◆ Supplied data
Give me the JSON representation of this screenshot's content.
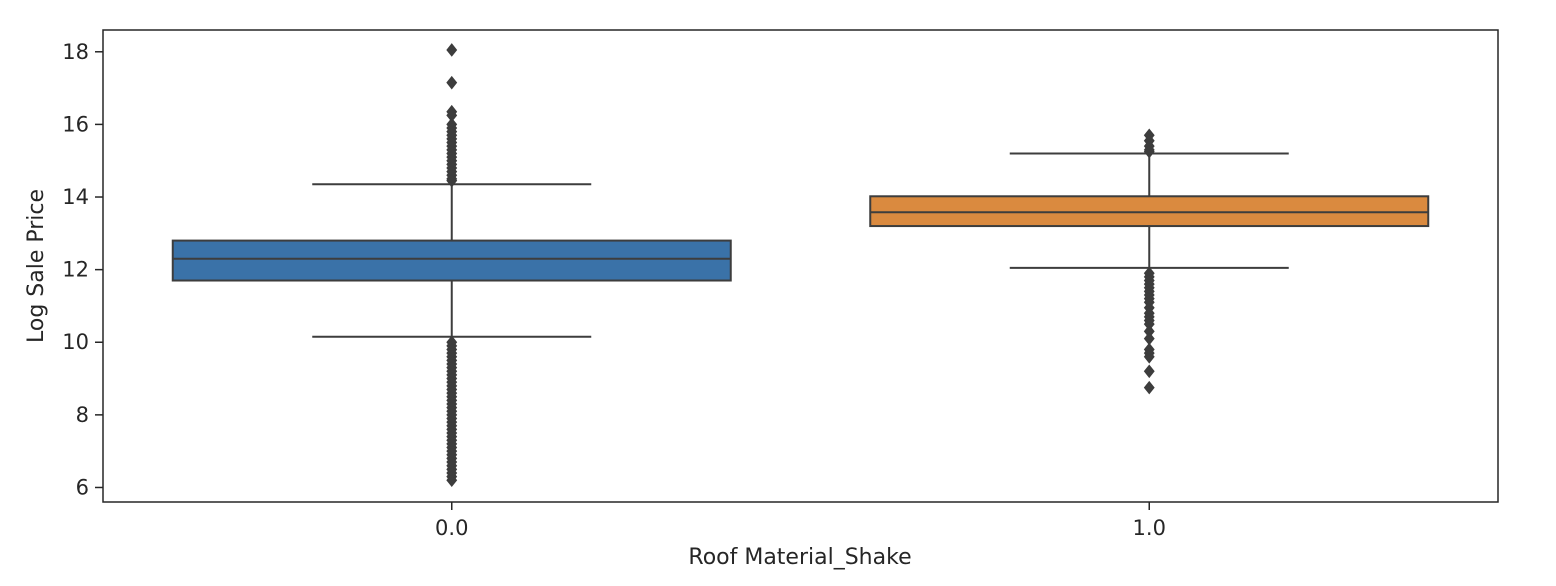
{
  "chart_data": {
    "type": "box",
    "title": "",
    "xlabel": "Roof Material_Shake",
    "ylabel": "Log Sale Price",
    "ylim": [
      5.6,
      18.6
    ],
    "yticks": [
      6,
      8,
      10,
      12,
      14,
      16,
      18
    ],
    "ytick_labels": [
      "6",
      "8",
      "10",
      "12",
      "14",
      "16",
      "18"
    ],
    "grid": false,
    "categories": [
      "0.0",
      "1.0"
    ],
    "boxes": [
      {
        "category": "0.0",
        "color": "#3a72a8",
        "whisker_low": 10.15,
        "q1": 11.7,
        "median": 12.3,
        "q3": 12.8,
        "whisker_high": 14.35,
        "outliers": [
          18.05,
          17.15,
          16.35,
          16.25,
          16.0,
          15.9,
          15.8,
          15.7,
          15.6,
          15.5,
          15.4,
          15.3,
          15.2,
          15.1,
          15.0,
          14.9,
          14.8,
          14.7,
          14.6,
          14.5,
          14.45,
          10.0,
          9.9,
          9.8,
          9.7,
          9.6,
          9.5,
          9.4,
          9.3,
          9.2,
          9.1,
          9.0,
          8.9,
          8.8,
          8.7,
          8.6,
          8.5,
          8.4,
          8.3,
          8.2,
          8.1,
          8.0,
          7.9,
          7.8,
          7.7,
          7.6,
          7.5,
          7.4,
          7.3,
          7.2,
          7.1,
          7.0,
          6.9,
          6.8,
          6.7,
          6.6,
          6.5,
          6.4,
          6.3,
          6.2
        ]
      },
      {
        "category": "1.0",
        "color": "#da8a3f",
        "whisker_low": 12.05,
        "q1": 13.2,
        "median": 13.58,
        "q3": 14.02,
        "whisker_high": 15.2,
        "outliers": [
          15.7,
          15.55,
          15.4,
          15.3,
          15.25,
          11.9,
          11.8,
          11.7,
          11.6,
          11.5,
          11.4,
          11.3,
          11.2,
          11.1,
          10.95,
          10.8,
          10.7,
          10.6,
          10.5,
          10.3,
          10.1,
          9.8,
          9.7,
          9.6,
          9.2,
          8.75
        ]
      }
    ]
  }
}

◆ What to do
Pictures are not part of the copy; output everything else in the records exactly.

◆ Output of the task
Give me the JSON representation of this screenshot's content.
{
  "chart_data": {
    "type": "box",
    "title": "",
    "xlabel": "Roof Material_Shake",
    "ylabel": "Log Sale Price",
    "ylim": [
      5.6,
      18.6
    ],
    "yticks": [
      6,
      8,
      10,
      12,
      14,
      16,
      18
    ],
    "ytick_labels": [
      "6",
      "8",
      "10",
      "12",
      "14",
      "16",
      "18"
    ],
    "grid": false,
    "categories": [
      "0.0",
      "1.0"
    ],
    "boxes": [
      {
        "category": "0.0",
        "color": "#3a72a8",
        "whisker_low": 10.15,
        "q1": 11.7,
        "median": 12.3,
        "q3": 12.8,
        "whisker_high": 14.35,
        "outliers": [
          18.05,
          17.15,
          16.35,
          16.25,
          16.0,
          15.9,
          15.8,
          15.7,
          15.6,
          15.5,
          15.4,
          15.3,
          15.2,
          15.1,
          15.0,
          14.9,
          14.8,
          14.7,
          14.6,
          14.5,
          14.45,
          10.0,
          9.9,
          9.8,
          9.7,
          9.6,
          9.5,
          9.4,
          9.3,
          9.2,
          9.1,
          9.0,
          8.9,
          8.8,
          8.7,
          8.6,
          8.5,
          8.4,
          8.3,
          8.2,
          8.1,
          8.0,
          7.9,
          7.8,
          7.7,
          7.6,
          7.5,
          7.4,
          7.3,
          7.2,
          7.1,
          7.0,
          6.9,
          6.8,
          6.7,
          6.6,
          6.5,
          6.4,
          6.3,
          6.2
        ]
      },
      {
        "category": "1.0",
        "color": "#da8a3f",
        "whisker_low": 12.05,
        "q1": 13.2,
        "median": 13.58,
        "q3": 14.02,
        "whisker_high": 15.2,
        "outliers": [
          15.7,
          15.55,
          15.4,
          15.3,
          15.25,
          11.9,
          11.8,
          11.7,
          11.6,
          11.5,
          11.4,
          11.3,
          11.2,
          11.1,
          10.95,
          10.8,
          10.7,
          10.6,
          10.5,
          10.3,
          10.1,
          9.8,
          9.7,
          9.6,
          9.2,
          8.75
        ]
      }
    ]
  }
}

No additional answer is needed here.